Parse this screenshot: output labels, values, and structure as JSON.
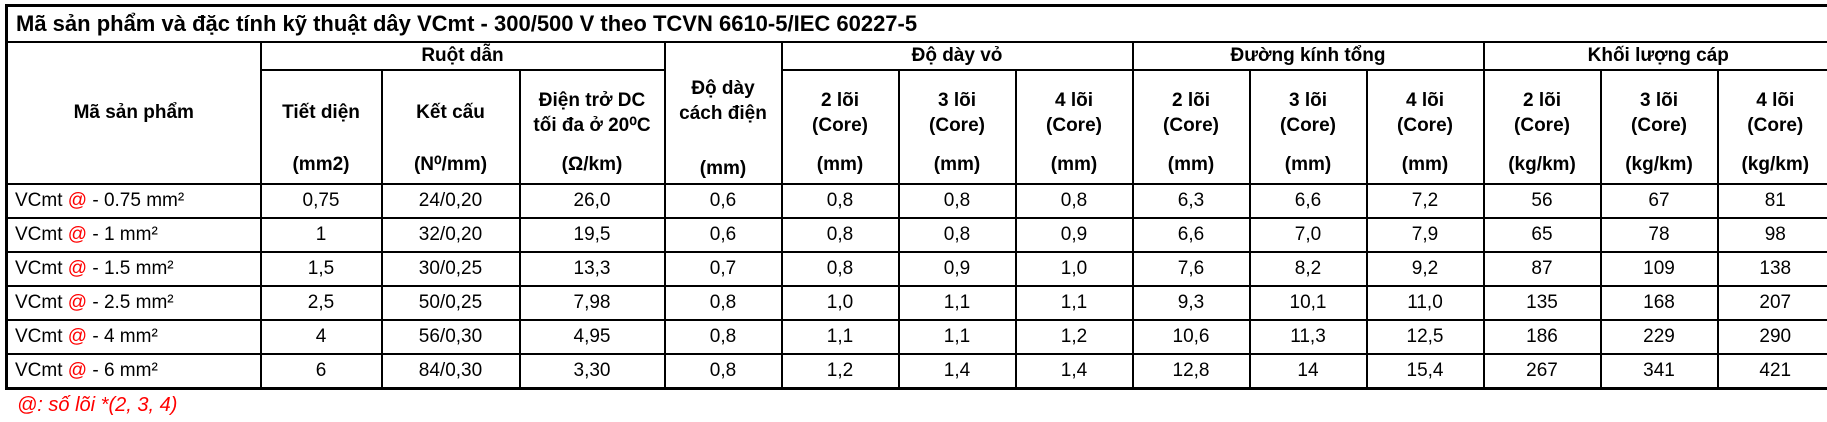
{
  "title": "Mã sản phẩm và đặc tính kỹ thuật dây VCmt - 300/500 V theo TCVN 6610-5/IEC 60227-5",
  "colors": {
    "accent_red": "#ff0000",
    "border": "#000000",
    "text": "#000000",
    "background": "#ffffff"
  },
  "header": {
    "product_col": "Mã sản phẩm",
    "groups": [
      {
        "label": "Ruột dẫn",
        "subs": [
          {
            "line1": "Tiết diện",
            "line2": "",
            "unit": "(mm2)"
          },
          {
            "line1": "Kết cấu",
            "line2": "",
            "unit": "(N⁰/mm)"
          },
          {
            "line1": "Điện trở DC",
            "line2": "tối đa ở 20⁰C",
            "unit": "(Ω/km)"
          }
        ]
      },
      {
        "label_line1": "Độ dày",
        "label_line2": "cách điện",
        "unit": "(mm)"
      },
      {
        "label": "Độ dày vỏ",
        "subs": [
          {
            "line1": "2 lõi",
            "line2": "(Core)",
            "unit": "(mm)"
          },
          {
            "line1": "3 lõi",
            "line2": "(Core)",
            "unit": "(mm)"
          },
          {
            "line1": "4 lõi",
            "line2": "(Core)",
            "unit": "(mm)"
          }
        ]
      },
      {
        "label": "Đường kính tổng",
        "subs": [
          {
            "line1": "2 lõi",
            "line2": "(Core)",
            "unit": "(mm)"
          },
          {
            "line1": "3 lõi",
            "line2": "(Core)",
            "unit": "(mm)"
          },
          {
            "line1": "4 lõi",
            "line2": "(Core)",
            "unit": "(mm)"
          }
        ]
      },
      {
        "label": "Khối lượng cáp",
        "subs": [
          {
            "line1": "2 lõi",
            "line2": "(Core)",
            "unit": "(kg/km)"
          },
          {
            "line1": "3 lõi",
            "line2": "(Core)",
            "unit": "(kg/km)"
          },
          {
            "line1": "4 lõi",
            "line2": "(Core)",
            "unit": "(kg/km)"
          }
        ]
      }
    ]
  },
  "rows": [
    {
      "code_pre": "VCmt ",
      "code_at": "@",
      "code_post": " - 0.75 mm²",
      "values": [
        "0,75",
        "24/0,20",
        "26,0",
        "0,6",
        "0,8",
        "0,8",
        "0,8",
        "6,3",
        "6,6",
        "7,2",
        "56",
        "67",
        "81"
      ]
    },
    {
      "code_pre": "VCmt ",
      "code_at": "@",
      "code_post": " - 1 mm²",
      "values": [
        "1",
        "32/0,20",
        "19,5",
        "0,6",
        "0,8",
        "0,8",
        "0,9",
        "6,6",
        "7,0",
        "7,9",
        "65",
        "78",
        "98"
      ]
    },
    {
      "code_pre": "VCmt ",
      "code_at": "@",
      "code_post": " - 1.5 mm²",
      "values": [
        "1,5",
        "30/0,25",
        "13,3",
        "0,7",
        "0,8",
        "0,9",
        "1,0",
        "7,6",
        "8,2",
        "9,2",
        "87",
        "109",
        "138"
      ]
    },
    {
      "code_pre": "VCmt ",
      "code_at": "@",
      "code_post": " - 2.5 mm²",
      "values": [
        "2,5",
        "50/0,25",
        "7,98",
        "0,8",
        "1,0",
        "1,1",
        "1,1",
        "9,3",
        "10,1",
        "11,0",
        "135",
        "168",
        "207"
      ]
    },
    {
      "code_pre": "VCmt ",
      "code_at": "@",
      "code_post": " - 4 mm²",
      "values": [
        "4",
        "56/0,30",
        "4,95",
        "0,8",
        "1,1",
        "1,1",
        "1,2",
        "10,6",
        "11,3",
        "12,5",
        "186",
        "229",
        "290"
      ]
    },
    {
      "code_pre": "VCmt ",
      "code_at": "@",
      "code_post": " - 6 mm²",
      "values": [
        "6",
        "84/0,30",
        "3,30",
        "0,8",
        "1,2",
        "1,4",
        "1,4",
        "12,8",
        "14",
        "15,4",
        "267",
        "341",
        "421"
      ]
    }
  ],
  "footnote": "@: số lõi *(2, 3, 4)"
}
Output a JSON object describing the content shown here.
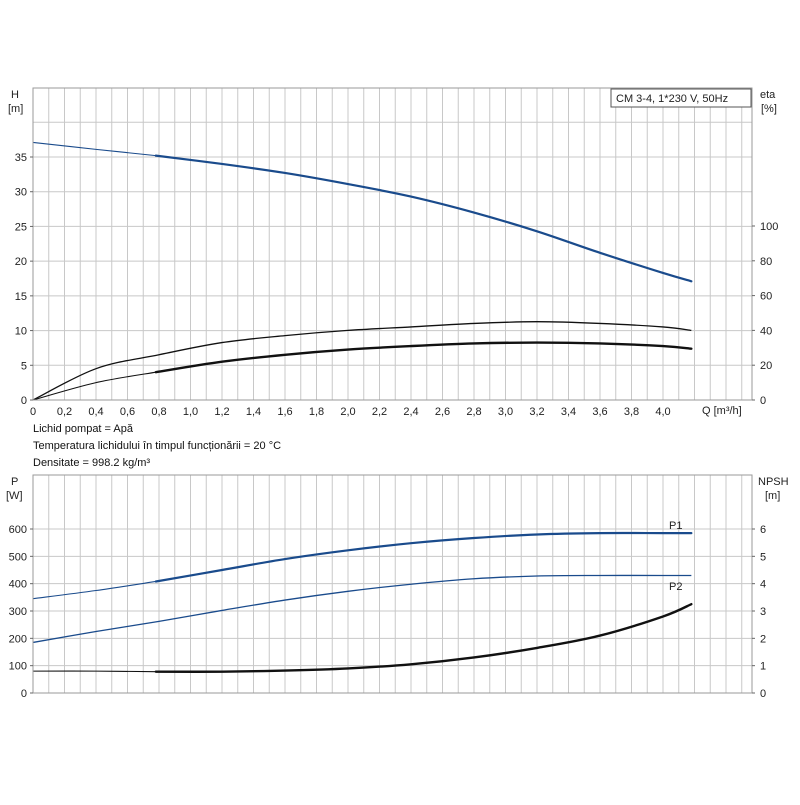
{
  "chart_data": [
    {
      "type": "line",
      "title": "CM 3-4, 1*230 V, 50Hz",
      "xlabel": "Q [m³/h]",
      "ylabel_left": [
        "H",
        "[m]"
      ],
      "ylabel_right": [
        "eta",
        "[%]"
      ],
      "xlim": [
        0,
        4.2
      ],
      "ylim_left": [
        0,
        40
      ],
      "ylim_right": [
        0,
        140
      ],
      "x_ticks": [
        0,
        0.2,
        0.4,
        0.6,
        0.8,
        1.0,
        1.2,
        1.4,
        1.6,
        1.8,
        2.0,
        2.2,
        2.4,
        2.6,
        2.8,
        3.0,
        3.2,
        3.4,
        3.6,
        3.8,
        4.0
      ],
      "x_tick_labels": [
        "0",
        "0,2",
        "0,4",
        "0,6",
        "0,8",
        "1,0",
        "1,2",
        "1,4",
        "1,6",
        "1,8",
        "2,0",
        "2,2",
        "2,4",
        "2,6",
        "2,8",
        "3,0",
        "3,2",
        "3,4",
        "3,6",
        "3,8",
        "4,0"
      ],
      "y_left_ticks": [
        0,
        5,
        10,
        15,
        20,
        25,
        30,
        35
      ],
      "y_right_ticks": [
        0,
        20,
        40,
        60,
        80,
        100
      ],
      "grid": true,
      "series": [
        {
          "axis": "left",
          "color": "#1a4b8c",
          "width": 2.2,
          "dashed_until": 0.78,
          "x": [
            0,
            0.4,
            0.78,
            1.2,
            1.6,
            2.0,
            2.4,
            2.8,
            3.2,
            3.6,
            4.0,
            4.18
          ],
          "y": [
            37.1,
            36.1,
            35.2,
            34.0,
            32.7,
            31.1,
            29.3,
            27.0,
            24.3,
            21.2,
            18.3,
            17.1
          ]
        },
        {
          "axis": "right",
          "color": "#111111",
          "width": 1.3,
          "dashed_until": 0,
          "x": [
            0,
            0.4,
            0.8,
            1.2,
            1.6,
            2.0,
            2.4,
            2.8,
            3.2,
            3.6,
            4.0,
            4.18
          ],
          "y": [
            0,
            18,
            26,
            33,
            37,
            40,
            42,
            44,
            45,
            44,
            42,
            40
          ]
        },
        {
          "axis": "right",
          "color": "#111111",
          "width": 2.4,
          "dashed_until": 0.78,
          "x": [
            0,
            0.4,
            0.78,
            1.2,
            1.6,
            2.0,
            2.4,
            2.8,
            3.2,
            3.6,
            4.0,
            4.18
          ],
          "y": [
            0,
            10,
            16,
            22,
            26,
            29,
            31,
            32.5,
            33,
            32.5,
            31,
            29.5
          ]
        }
      ],
      "notes": [
        "Lichid pompat = Apă",
        "Temperatura lichidului în timpul funcționării = 20 °C",
        "Densitate = 998.2 kg/m³"
      ]
    },
    {
      "type": "line",
      "ylabel_left": [
        "P",
        "[W]"
      ],
      "ylabel_right": [
        "NPSH",
        "[m]"
      ],
      "xlim": [
        0,
        4.2
      ],
      "ylim_left": [
        0,
        700
      ],
      "ylim_right": [
        0,
        7
      ],
      "y_left_ticks": [
        0,
        100,
        200,
        300,
        400,
        500,
        600
      ],
      "y_right_ticks": [
        0,
        1,
        2,
        3,
        4,
        5,
        6
      ],
      "grid": true,
      "series": [
        {
          "name": "P1",
          "axis": "left",
          "color": "#1a4b8c",
          "width": 2.2,
          "dashed_until": 0.78,
          "x": [
            0,
            0.4,
            0.78,
            1.2,
            1.6,
            2.0,
            2.4,
            2.8,
            3.2,
            3.6,
            4.0,
            4.18
          ],
          "y": [
            345,
            375,
            408,
            450,
            490,
            522,
            548,
            567,
            580,
            585,
            585,
            585
          ]
        },
        {
          "name": "P2",
          "axis": "left",
          "color": "#1a4b8c",
          "width": 1.3,
          "dashed_until": 0,
          "x": [
            0,
            0.4,
            0.8,
            1.2,
            1.6,
            2.0,
            2.4,
            2.8,
            3.2,
            3.6,
            4.0,
            4.18
          ],
          "y": [
            185,
            225,
            262,
            302,
            340,
            372,
            398,
            418,
            428,
            430,
            430,
            430
          ]
        },
        {
          "axis": "right",
          "color": "#111111",
          "width": 2.4,
          "dashed_until": 0.78,
          "x": [
            0,
            0.4,
            0.78,
            1.2,
            1.6,
            2.0,
            2.4,
            2.8,
            3.2,
            3.6,
            4.0,
            4.18
          ],
          "y": [
            0.8,
            0.8,
            0.78,
            0.78,
            0.82,
            0.9,
            1.05,
            1.3,
            1.65,
            2.1,
            2.8,
            3.25
          ]
        }
      ]
    }
  ]
}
::::::::::
*The exercise*. Pick out and copy the lines of the material that include the word "JSON".

*Final result*.
Parse this screenshot: output labels, values, and structure as JSON.
Output a JSON object describing the content shown here.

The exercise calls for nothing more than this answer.